TASK DIRECTIONS:
Below are records. Copy every line with "screenshot" in it.

(Data items)
▼▼▼
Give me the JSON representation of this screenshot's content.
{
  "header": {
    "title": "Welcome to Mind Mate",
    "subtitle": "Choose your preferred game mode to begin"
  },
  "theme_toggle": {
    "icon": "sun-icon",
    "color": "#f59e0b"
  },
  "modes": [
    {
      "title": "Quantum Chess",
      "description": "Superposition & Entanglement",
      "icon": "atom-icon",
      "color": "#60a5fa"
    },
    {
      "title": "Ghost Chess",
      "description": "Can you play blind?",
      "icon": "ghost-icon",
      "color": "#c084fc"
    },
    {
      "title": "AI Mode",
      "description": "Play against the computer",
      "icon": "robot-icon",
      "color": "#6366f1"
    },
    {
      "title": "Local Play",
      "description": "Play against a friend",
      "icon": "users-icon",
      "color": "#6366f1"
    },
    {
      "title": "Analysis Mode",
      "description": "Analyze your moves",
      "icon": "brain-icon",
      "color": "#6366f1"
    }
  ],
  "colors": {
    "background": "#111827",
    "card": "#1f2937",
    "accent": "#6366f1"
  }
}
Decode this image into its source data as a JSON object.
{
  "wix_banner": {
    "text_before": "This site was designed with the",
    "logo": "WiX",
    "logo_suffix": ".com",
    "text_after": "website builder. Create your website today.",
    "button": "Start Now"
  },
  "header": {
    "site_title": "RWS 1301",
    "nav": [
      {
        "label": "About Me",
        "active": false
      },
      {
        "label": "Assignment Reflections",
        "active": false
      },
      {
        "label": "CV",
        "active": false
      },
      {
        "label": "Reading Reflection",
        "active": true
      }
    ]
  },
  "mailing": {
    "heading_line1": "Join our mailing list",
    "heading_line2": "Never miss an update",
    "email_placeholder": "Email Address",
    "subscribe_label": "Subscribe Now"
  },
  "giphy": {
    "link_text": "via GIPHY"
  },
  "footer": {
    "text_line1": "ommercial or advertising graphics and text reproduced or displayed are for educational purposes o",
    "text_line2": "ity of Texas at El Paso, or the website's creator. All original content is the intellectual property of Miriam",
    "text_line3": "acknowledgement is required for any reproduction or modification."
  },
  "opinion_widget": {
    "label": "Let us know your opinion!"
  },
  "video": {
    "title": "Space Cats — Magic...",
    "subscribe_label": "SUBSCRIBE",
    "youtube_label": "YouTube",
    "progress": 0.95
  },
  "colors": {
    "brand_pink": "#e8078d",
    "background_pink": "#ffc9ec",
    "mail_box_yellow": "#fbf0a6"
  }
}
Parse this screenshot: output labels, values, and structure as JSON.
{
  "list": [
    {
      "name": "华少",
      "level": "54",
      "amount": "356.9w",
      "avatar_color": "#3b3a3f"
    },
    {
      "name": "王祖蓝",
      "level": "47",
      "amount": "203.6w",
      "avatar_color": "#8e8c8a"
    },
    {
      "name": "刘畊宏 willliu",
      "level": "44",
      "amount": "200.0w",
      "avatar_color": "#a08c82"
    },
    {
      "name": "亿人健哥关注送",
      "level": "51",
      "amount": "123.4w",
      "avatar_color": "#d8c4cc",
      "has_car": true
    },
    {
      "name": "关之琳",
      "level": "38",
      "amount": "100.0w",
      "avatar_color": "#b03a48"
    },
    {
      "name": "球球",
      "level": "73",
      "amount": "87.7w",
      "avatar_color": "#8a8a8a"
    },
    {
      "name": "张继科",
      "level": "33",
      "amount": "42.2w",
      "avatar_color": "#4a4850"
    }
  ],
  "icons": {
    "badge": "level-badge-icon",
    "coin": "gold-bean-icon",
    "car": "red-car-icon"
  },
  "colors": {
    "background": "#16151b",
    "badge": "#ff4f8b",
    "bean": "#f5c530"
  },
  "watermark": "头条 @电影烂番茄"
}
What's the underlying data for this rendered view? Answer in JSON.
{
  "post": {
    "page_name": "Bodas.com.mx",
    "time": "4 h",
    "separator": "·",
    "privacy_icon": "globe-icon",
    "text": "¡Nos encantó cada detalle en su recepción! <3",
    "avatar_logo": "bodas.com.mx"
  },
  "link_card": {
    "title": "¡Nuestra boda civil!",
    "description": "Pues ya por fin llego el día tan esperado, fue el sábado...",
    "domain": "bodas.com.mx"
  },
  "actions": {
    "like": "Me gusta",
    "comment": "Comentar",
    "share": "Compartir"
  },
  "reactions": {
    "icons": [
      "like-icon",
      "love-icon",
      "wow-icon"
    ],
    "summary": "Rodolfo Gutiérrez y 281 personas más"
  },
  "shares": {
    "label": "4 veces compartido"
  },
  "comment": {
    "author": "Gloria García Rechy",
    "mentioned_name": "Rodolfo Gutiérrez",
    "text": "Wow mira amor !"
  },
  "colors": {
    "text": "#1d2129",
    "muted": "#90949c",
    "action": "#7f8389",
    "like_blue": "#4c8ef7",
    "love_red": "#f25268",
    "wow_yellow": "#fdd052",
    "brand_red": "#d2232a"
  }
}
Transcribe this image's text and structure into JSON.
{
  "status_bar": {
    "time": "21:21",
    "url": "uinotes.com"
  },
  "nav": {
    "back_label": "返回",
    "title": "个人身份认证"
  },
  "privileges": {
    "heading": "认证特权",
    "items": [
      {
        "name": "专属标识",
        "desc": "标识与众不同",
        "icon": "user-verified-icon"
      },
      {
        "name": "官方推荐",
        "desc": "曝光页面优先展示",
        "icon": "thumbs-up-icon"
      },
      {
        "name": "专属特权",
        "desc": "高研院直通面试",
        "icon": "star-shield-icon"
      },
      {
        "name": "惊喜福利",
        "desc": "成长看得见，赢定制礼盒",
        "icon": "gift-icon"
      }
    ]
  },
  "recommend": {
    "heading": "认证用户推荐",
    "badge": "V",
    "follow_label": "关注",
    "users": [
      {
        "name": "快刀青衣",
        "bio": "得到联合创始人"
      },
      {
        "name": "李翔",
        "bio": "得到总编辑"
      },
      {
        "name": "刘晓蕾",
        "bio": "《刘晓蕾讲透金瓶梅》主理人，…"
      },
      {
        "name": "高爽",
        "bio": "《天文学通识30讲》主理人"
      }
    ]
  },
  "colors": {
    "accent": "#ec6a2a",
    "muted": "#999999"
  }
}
▲▲▲
TASK ANSWER:
Give me the JSON representation of this screenshot's content.
Parse this screenshot: output labels, values, and structure as JSON.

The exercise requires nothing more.